Goal: How many of the lines that follow contain the word "Sailed"? Give only the number.

Data to use:
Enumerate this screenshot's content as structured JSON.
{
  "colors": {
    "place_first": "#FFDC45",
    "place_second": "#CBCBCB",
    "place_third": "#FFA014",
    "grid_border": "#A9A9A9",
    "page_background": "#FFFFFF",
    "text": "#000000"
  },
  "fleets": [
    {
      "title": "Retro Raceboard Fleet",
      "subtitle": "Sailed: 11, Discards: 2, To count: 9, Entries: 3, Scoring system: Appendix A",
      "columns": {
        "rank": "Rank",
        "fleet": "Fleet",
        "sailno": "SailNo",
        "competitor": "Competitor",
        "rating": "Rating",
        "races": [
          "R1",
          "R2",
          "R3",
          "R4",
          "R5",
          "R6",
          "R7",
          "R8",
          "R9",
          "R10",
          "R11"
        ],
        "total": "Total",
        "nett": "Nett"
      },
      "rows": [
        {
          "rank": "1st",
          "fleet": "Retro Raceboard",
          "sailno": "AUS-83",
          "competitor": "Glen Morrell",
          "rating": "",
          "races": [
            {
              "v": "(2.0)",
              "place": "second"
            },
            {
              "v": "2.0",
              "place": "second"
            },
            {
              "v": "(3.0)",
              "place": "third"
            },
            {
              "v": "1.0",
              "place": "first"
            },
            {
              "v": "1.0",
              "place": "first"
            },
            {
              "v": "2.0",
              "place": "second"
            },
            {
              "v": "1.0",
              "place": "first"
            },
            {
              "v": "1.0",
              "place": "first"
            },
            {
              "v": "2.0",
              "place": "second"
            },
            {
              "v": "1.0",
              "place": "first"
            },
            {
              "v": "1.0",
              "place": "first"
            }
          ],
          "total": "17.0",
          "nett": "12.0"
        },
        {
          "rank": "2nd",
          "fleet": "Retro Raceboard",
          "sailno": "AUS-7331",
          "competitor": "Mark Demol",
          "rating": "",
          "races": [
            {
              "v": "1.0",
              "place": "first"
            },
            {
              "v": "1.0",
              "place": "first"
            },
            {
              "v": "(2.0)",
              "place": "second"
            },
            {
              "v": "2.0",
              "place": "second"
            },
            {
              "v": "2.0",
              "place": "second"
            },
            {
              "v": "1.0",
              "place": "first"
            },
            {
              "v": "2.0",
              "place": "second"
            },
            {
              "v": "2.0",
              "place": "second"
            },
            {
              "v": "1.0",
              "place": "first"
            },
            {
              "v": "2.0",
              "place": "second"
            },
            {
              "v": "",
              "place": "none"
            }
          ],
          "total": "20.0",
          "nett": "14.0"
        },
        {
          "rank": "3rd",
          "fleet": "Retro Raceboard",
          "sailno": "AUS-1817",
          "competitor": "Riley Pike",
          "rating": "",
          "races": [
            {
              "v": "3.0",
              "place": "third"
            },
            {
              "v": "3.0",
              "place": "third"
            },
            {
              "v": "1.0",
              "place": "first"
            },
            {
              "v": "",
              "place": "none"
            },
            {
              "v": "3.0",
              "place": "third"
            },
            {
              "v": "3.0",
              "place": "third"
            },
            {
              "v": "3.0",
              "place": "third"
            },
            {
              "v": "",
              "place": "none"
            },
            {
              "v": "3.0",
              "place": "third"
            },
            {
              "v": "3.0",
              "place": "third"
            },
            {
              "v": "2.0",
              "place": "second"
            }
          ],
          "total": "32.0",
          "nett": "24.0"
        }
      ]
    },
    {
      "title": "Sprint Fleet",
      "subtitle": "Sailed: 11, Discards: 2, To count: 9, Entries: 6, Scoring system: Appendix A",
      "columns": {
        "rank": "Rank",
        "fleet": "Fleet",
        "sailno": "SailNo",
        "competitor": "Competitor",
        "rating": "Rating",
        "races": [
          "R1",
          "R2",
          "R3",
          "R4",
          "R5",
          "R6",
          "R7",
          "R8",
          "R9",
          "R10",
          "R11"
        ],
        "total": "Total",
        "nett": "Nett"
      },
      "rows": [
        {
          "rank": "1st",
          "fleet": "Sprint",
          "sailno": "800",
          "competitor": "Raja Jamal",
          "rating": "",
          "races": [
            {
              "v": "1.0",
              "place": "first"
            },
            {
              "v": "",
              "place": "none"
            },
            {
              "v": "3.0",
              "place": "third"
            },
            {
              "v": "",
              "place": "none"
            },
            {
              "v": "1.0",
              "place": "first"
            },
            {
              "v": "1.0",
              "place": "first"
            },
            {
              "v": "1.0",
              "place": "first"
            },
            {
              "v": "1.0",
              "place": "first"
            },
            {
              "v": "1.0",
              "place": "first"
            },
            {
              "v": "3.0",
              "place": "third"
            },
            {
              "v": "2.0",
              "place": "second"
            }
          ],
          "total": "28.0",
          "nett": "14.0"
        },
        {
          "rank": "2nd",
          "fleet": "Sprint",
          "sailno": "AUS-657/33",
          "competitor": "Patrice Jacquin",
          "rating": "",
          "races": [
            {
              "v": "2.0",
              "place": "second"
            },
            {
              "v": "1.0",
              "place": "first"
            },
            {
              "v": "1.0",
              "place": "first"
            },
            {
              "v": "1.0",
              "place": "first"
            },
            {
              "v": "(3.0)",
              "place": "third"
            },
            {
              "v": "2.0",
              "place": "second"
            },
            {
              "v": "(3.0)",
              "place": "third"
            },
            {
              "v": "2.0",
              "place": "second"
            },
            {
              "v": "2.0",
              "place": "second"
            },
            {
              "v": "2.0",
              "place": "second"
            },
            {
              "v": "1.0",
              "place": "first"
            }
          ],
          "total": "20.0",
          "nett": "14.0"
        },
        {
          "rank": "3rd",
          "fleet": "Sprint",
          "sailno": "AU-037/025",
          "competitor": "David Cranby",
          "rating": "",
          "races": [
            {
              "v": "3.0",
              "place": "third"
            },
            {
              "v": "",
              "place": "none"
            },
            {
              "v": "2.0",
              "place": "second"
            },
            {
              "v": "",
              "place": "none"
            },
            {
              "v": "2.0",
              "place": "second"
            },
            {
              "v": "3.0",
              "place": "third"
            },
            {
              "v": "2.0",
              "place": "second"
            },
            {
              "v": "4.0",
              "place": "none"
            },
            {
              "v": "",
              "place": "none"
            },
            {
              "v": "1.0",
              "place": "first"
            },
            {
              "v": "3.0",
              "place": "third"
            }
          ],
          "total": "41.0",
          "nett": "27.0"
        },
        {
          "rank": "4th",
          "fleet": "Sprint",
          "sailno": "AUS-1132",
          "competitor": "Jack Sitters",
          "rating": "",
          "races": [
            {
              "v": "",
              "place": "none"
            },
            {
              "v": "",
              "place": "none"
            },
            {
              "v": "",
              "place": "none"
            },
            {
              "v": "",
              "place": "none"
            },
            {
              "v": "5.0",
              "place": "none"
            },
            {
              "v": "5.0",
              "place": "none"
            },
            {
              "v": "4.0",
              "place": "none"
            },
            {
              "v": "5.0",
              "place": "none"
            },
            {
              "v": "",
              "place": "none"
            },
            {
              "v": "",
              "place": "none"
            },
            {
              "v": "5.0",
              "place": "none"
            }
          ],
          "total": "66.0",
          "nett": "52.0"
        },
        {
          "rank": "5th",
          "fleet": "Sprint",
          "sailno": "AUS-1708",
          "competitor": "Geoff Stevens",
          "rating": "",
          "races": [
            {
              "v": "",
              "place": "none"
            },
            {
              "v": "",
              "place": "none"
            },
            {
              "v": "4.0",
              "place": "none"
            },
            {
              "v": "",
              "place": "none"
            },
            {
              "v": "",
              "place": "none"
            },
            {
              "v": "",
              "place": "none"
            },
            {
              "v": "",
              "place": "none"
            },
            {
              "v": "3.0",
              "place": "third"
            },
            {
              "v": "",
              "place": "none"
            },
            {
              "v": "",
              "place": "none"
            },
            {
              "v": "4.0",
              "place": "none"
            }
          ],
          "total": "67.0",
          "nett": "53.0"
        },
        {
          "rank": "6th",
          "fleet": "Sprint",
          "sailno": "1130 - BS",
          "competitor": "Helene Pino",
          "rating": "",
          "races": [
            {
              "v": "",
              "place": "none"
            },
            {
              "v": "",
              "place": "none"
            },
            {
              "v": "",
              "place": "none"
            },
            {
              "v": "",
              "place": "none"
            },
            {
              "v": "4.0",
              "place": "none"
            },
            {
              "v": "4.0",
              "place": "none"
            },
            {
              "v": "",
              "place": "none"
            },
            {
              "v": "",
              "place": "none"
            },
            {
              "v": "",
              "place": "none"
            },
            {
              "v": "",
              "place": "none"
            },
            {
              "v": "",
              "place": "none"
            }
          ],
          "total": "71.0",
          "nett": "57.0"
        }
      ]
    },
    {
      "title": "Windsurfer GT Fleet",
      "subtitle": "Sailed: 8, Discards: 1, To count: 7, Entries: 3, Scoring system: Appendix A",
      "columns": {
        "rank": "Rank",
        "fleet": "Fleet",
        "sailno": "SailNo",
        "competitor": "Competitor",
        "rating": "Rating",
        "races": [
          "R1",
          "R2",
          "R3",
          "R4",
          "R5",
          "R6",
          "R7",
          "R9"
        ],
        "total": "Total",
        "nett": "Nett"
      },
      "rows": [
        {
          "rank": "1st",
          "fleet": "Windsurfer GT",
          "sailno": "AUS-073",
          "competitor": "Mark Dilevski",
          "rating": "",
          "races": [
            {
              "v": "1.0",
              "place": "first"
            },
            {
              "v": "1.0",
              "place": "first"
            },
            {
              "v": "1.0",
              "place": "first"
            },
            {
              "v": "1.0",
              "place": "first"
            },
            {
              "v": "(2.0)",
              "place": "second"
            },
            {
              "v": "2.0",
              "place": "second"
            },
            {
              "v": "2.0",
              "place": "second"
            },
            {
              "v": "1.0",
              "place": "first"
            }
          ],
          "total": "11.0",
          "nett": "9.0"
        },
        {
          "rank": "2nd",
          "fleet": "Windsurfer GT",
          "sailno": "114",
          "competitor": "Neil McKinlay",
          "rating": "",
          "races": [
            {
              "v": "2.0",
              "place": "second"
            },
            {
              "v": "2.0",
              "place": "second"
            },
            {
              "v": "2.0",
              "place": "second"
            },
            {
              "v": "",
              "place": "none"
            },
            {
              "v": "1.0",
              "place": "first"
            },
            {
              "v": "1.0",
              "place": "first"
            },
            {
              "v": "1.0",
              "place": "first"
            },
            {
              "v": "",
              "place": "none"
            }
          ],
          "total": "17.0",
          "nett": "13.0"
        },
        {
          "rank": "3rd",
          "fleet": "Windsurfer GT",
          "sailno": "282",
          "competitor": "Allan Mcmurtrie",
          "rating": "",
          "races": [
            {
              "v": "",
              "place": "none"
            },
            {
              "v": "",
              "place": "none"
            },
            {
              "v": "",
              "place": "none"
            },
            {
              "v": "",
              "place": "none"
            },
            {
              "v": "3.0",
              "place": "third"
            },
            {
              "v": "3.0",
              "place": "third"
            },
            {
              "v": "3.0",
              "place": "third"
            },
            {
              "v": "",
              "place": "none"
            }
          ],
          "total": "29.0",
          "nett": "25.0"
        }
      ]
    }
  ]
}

Solved problem: 3